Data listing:
===

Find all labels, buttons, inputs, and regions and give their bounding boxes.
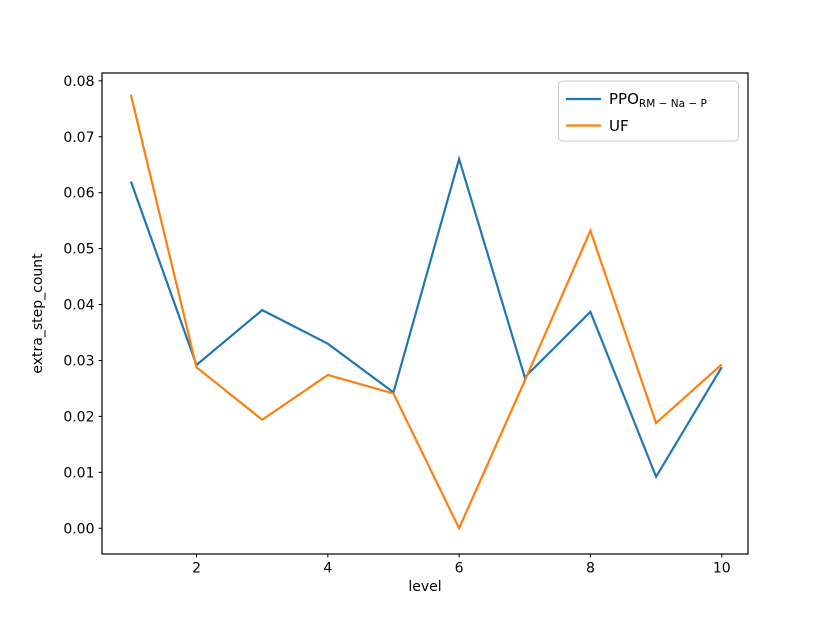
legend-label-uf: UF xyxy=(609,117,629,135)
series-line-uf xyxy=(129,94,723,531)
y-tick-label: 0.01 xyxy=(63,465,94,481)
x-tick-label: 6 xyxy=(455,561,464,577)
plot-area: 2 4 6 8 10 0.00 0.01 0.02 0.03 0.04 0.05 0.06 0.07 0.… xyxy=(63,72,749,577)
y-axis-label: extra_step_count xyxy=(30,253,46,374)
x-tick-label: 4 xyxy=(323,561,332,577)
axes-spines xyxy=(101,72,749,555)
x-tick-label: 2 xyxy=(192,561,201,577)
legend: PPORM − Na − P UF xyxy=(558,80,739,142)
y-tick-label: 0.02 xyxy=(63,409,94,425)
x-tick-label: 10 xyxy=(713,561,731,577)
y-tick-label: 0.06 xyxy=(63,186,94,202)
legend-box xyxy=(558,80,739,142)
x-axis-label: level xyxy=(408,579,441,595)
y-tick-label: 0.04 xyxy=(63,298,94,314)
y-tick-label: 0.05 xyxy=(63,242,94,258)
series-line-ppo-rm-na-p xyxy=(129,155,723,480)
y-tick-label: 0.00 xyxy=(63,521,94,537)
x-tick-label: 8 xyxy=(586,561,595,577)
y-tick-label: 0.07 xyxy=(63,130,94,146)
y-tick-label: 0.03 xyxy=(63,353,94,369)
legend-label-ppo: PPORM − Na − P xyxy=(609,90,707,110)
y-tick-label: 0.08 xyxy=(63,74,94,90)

===

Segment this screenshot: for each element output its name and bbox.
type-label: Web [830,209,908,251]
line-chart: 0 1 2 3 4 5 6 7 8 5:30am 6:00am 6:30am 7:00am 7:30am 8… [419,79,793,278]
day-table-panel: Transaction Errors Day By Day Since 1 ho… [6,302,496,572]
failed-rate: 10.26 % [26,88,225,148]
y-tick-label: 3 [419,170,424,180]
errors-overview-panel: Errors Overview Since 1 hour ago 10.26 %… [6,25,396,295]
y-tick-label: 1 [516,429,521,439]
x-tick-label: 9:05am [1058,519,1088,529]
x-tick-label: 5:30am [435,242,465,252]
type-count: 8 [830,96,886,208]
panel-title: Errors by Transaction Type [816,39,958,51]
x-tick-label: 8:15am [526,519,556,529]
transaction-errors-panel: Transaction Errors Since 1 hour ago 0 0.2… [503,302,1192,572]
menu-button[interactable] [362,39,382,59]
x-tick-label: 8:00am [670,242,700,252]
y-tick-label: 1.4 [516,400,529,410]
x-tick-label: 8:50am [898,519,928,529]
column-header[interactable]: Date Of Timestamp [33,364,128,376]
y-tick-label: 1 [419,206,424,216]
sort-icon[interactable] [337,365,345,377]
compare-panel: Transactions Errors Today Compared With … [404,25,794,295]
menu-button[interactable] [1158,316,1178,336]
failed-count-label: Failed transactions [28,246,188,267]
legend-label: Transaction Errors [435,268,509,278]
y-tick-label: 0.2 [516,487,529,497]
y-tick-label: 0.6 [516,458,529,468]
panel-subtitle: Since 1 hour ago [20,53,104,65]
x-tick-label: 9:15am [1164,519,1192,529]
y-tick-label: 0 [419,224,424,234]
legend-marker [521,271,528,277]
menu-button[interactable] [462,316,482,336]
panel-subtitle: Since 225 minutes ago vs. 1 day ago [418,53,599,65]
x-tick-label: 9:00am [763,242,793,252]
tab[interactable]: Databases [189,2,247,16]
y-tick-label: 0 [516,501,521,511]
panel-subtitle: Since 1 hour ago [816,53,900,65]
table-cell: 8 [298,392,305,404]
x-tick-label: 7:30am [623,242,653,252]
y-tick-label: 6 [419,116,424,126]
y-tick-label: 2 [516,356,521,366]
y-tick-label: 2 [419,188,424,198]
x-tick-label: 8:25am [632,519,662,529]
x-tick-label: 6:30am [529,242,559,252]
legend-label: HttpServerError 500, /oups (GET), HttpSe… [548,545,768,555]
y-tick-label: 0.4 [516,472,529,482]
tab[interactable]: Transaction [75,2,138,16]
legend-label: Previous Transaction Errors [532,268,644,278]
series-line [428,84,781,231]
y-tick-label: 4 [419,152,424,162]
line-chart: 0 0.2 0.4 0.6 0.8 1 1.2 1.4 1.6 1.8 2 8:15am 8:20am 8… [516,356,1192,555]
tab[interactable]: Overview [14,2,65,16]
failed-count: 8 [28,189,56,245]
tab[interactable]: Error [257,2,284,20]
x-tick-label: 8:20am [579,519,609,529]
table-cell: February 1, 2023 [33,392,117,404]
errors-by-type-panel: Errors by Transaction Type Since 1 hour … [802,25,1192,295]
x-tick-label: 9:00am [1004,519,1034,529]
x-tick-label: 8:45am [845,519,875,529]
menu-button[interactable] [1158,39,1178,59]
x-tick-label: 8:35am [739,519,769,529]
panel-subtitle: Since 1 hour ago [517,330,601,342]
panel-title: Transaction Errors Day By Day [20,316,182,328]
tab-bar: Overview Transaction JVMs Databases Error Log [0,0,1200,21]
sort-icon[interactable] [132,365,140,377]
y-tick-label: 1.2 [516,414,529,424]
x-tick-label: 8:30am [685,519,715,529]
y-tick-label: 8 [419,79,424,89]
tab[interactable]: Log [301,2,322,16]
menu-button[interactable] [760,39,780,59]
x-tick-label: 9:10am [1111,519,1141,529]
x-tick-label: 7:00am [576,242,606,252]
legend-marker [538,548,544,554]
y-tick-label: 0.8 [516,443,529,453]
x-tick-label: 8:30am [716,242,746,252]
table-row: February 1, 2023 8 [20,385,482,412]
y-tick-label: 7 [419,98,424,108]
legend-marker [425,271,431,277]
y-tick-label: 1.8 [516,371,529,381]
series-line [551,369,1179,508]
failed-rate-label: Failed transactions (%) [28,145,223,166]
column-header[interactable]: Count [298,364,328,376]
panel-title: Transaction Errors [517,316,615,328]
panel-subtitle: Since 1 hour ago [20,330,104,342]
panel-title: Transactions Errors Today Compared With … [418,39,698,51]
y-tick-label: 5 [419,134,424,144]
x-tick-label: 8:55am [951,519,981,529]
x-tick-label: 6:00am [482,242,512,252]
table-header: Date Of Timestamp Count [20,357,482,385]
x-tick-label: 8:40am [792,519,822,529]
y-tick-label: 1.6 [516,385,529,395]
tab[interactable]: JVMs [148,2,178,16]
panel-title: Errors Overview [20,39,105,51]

===

Objective:
Format the lines from the one containing "Segment this screenshot: for" through the one containing "day-table-panel: Transaction Errors", inclusive, as a Markdown table with the columns Row and Text. Number each line and omit blank lines.

Solved exercise:
| Row | Text |
|---|---|
| 1 | Segment this screenshot: for each element output its name and bbox. |
| 2 | type-label: Web [830,209,908,251] |
| 3 | line-chart: 0 1 2 3 4 5 6 7 8 5:30am 6:00am 6:30am 7:00am 7:30am 8… [419,79,793,278] |
| 4 | day-table-panel: Transaction Errors Day By Day Since 1 ho… [6,302,496,572] |